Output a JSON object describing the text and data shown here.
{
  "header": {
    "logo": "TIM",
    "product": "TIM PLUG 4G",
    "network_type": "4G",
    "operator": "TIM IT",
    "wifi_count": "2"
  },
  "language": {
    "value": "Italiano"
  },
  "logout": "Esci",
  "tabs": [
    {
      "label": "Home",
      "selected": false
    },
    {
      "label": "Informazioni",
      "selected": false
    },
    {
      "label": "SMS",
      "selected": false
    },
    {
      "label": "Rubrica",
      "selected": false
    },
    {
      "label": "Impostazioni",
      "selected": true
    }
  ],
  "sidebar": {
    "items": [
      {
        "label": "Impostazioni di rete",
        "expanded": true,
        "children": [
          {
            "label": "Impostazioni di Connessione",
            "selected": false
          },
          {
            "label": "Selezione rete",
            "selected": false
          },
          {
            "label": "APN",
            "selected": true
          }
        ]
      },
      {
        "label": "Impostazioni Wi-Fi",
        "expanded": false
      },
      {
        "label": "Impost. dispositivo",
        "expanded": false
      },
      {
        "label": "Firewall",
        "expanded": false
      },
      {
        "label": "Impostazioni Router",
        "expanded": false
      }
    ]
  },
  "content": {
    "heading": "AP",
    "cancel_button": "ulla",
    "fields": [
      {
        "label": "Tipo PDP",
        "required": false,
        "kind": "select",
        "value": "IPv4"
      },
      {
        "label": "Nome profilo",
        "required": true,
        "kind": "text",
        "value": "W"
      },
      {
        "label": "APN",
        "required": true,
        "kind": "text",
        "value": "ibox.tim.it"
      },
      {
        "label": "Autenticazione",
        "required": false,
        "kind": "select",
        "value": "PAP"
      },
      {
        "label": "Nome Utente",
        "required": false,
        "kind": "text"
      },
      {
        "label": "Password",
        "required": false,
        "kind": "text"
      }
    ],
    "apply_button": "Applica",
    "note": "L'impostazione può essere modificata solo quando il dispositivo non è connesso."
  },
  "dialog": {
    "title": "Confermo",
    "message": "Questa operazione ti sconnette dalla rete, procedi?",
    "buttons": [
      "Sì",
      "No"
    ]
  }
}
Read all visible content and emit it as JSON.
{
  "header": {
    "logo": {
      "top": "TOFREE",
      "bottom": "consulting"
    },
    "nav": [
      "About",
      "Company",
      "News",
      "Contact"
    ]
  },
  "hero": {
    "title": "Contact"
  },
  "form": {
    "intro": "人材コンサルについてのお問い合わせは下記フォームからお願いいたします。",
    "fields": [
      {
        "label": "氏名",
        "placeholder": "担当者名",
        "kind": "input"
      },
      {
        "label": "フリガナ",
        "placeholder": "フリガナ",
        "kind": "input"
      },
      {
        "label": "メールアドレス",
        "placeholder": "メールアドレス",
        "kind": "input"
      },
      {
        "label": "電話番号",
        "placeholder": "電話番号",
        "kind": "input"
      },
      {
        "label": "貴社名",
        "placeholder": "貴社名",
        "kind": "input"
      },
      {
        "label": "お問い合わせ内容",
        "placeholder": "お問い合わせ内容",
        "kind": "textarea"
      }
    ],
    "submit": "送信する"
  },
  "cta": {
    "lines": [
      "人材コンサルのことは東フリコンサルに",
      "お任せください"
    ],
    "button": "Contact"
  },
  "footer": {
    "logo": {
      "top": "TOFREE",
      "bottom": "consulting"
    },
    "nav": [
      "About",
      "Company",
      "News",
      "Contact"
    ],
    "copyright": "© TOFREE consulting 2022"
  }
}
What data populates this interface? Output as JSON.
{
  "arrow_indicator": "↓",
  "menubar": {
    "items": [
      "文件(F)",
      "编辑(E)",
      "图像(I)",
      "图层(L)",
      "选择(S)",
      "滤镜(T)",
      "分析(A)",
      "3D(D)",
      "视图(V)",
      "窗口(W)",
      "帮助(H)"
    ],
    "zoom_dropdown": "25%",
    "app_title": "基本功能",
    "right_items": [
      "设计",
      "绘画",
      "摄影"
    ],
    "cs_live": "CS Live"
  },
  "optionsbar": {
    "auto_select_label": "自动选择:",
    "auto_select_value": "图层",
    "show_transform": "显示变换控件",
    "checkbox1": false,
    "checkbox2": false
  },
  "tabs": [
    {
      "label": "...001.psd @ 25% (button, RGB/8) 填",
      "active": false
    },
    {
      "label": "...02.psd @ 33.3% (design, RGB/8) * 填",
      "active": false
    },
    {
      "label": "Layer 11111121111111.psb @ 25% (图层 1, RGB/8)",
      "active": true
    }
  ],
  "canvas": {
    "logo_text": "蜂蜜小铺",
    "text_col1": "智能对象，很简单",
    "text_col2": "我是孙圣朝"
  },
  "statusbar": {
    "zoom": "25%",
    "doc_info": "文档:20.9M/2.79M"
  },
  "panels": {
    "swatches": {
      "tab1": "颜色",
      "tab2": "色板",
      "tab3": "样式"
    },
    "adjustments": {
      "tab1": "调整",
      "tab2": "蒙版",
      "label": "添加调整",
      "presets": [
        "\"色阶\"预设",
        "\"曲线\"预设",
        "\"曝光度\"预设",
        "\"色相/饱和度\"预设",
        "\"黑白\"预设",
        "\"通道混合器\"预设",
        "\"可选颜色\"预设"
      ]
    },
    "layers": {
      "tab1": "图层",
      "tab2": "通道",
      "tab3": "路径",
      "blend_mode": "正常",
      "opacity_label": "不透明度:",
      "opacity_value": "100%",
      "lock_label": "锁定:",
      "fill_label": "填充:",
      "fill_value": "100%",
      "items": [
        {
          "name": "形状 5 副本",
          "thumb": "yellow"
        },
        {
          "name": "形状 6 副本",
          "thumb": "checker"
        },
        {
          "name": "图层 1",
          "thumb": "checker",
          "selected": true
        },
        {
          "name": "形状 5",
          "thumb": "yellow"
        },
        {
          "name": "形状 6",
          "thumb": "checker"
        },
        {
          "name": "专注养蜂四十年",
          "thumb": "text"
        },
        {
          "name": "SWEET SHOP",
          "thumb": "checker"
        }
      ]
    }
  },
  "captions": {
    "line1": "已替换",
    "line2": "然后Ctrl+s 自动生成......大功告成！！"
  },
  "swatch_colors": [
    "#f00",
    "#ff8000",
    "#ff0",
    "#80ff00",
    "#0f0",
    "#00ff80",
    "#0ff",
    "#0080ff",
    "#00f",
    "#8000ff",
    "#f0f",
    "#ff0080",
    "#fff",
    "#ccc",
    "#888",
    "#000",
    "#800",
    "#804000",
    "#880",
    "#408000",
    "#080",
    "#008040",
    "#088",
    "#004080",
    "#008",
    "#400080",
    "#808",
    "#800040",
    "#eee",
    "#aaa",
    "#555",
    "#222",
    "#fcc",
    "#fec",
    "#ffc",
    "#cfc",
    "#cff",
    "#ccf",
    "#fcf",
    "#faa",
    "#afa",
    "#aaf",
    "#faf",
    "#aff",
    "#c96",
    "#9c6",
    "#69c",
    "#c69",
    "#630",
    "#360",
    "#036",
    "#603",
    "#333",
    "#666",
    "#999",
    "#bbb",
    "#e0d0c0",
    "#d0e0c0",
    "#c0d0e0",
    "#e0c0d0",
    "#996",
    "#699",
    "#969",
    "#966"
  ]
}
┄┄┄┄┄┄┄┄┄┄┄┄┄┄┄┄┄┄┄┄
_YOUR OBJECTIVE_.
Give only the number of lines in the preceding material that contain the string "Nome".

_REPLY_.
2